■ GOAL
Return the records word for word. Any pictures in them are not part of the copy.

Records that describe figures
>> BEGIN
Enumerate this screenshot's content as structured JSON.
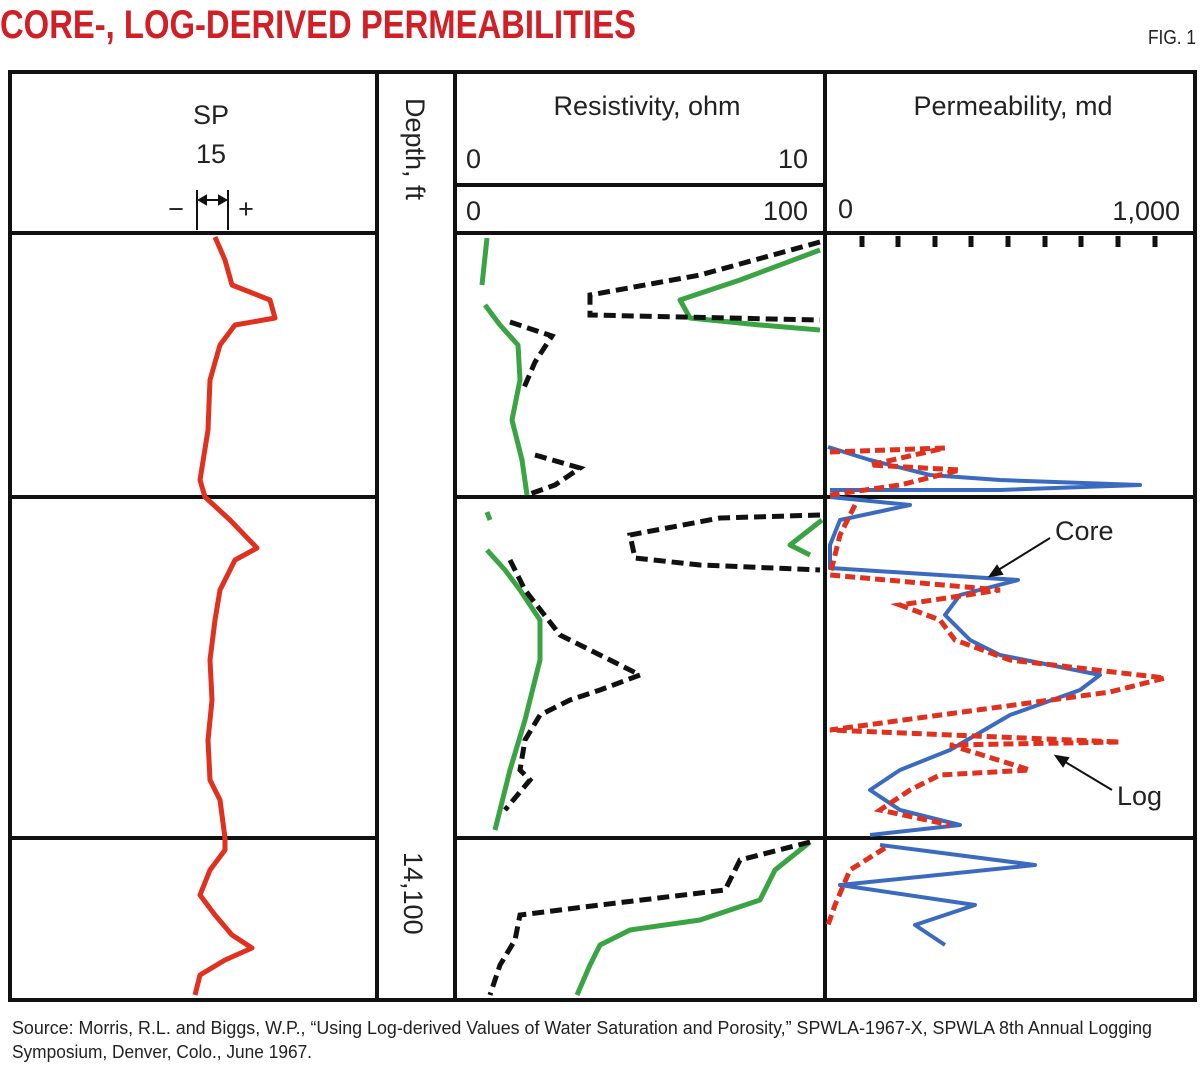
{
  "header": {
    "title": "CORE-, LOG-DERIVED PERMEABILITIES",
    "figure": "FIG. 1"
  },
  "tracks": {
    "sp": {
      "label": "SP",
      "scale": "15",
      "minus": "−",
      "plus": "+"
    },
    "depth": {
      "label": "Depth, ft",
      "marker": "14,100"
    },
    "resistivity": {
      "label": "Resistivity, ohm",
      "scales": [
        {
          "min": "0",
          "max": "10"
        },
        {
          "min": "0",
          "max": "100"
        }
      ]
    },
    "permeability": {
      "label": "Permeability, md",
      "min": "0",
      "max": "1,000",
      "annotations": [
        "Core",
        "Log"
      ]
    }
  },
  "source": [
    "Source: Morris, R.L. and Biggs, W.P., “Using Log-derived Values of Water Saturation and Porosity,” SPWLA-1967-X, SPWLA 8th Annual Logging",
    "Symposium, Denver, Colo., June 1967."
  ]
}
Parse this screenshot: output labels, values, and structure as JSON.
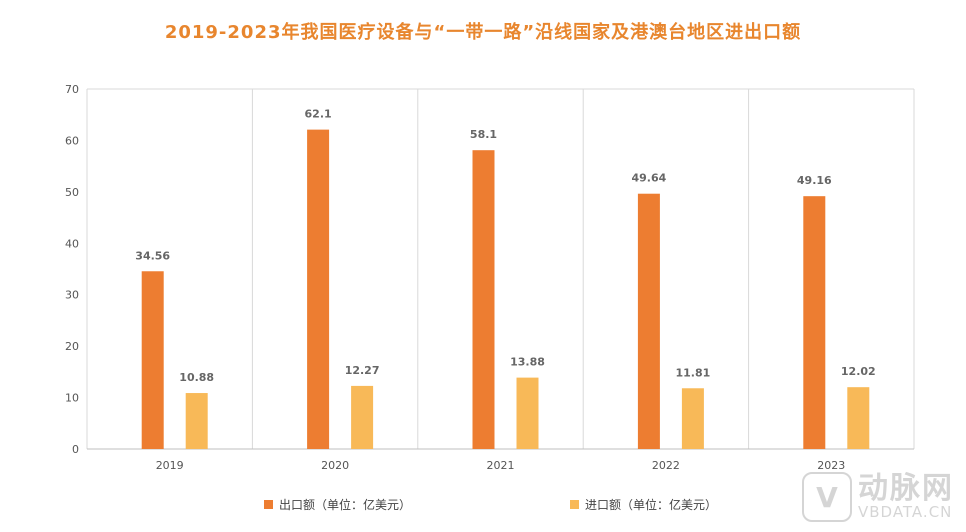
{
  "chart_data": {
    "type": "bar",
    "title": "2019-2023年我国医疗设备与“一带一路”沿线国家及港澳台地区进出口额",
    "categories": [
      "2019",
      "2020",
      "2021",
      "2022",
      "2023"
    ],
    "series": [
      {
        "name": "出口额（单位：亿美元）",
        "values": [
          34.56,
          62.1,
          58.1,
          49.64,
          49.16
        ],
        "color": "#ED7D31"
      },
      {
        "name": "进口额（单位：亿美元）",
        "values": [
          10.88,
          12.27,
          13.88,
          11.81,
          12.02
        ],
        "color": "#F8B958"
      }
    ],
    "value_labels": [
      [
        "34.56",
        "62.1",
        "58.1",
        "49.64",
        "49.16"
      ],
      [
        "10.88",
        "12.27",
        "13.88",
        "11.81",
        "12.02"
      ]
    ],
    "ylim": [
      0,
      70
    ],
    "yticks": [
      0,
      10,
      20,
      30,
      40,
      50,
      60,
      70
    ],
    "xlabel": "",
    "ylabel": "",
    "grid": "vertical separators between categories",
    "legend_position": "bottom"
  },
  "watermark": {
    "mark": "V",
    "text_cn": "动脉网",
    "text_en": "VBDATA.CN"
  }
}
>> END
■ RESPONSE BELOW
Enumerate this screenshot's content as structured JSON.
{
  "header": {
    "title": "CORE-, LOG-DERIVED PERMEABILITIES",
    "figure": "FIG. 1"
  },
  "tracks": {
    "sp": {
      "label": "SP",
      "scale": "15",
      "minus": "−",
      "plus": "+"
    },
    "depth": {
      "label": "Depth, ft",
      "marker": "14,100"
    },
    "resistivity": {
      "label": "Resistivity, ohm",
      "scales": [
        {
          "min": "0",
          "max": "10"
        },
        {
          "min": "0",
          "max": "100"
        }
      ]
    },
    "permeability": {
      "label": "Permeability, md",
      "min": "0",
      "max": "1,000",
      "annotations": [
        "Core",
        "Log"
      ]
    }
  },
  "source": [
    "Source: Morris, R.L. and Biggs, W.P., “Using Log-derived Values of Water Saturation and Porosity,” SPWLA-1967-X, SPWLA 8th Annual Logging",
    "Symposium, Denver, Colo., June 1967."
  ]
}
Parse this screenshot: output labels, values, and structure as JSON.
{
  "chart_data": {
    "type": "bar",
    "title": "2019-2023年我国医疗设备与“一带一路”沿线国家及港澳台地区进出口额",
    "categories": [
      "2019",
      "2020",
      "2021",
      "2022",
      "2023"
    ],
    "series": [
      {
        "name": "出口额（单位：亿美元）",
        "values": [
          34.56,
          62.1,
          58.1,
          49.64,
          49.16
        ],
        "color": "#ED7D31"
      },
      {
        "name": "进口额（单位：亿美元）",
        "values": [
          10.88,
          12.27,
          13.88,
          11.81,
          12.02
        ],
        "color": "#F8B958"
      }
    ],
    "value_labels": [
      [
        "34.56",
        "62.1",
        "58.1",
        "49.64",
        "49.16"
      ],
      [
        "10.88",
        "12.27",
        "13.88",
        "11.81",
        "12.02"
      ]
    ],
    "ylim": [
      0,
      70
    ],
    "yticks": [
      0,
      10,
      20,
      30,
      40,
      50,
      60,
      70
    ],
    "xlabel": "",
    "ylabel": "",
    "grid": "vertical separators between categories",
    "legend_position": "bottom"
  },
  "watermark": {
    "mark": "V",
    "text_cn": "动脉网",
    "text_en": "VBDATA.CN"
  }
}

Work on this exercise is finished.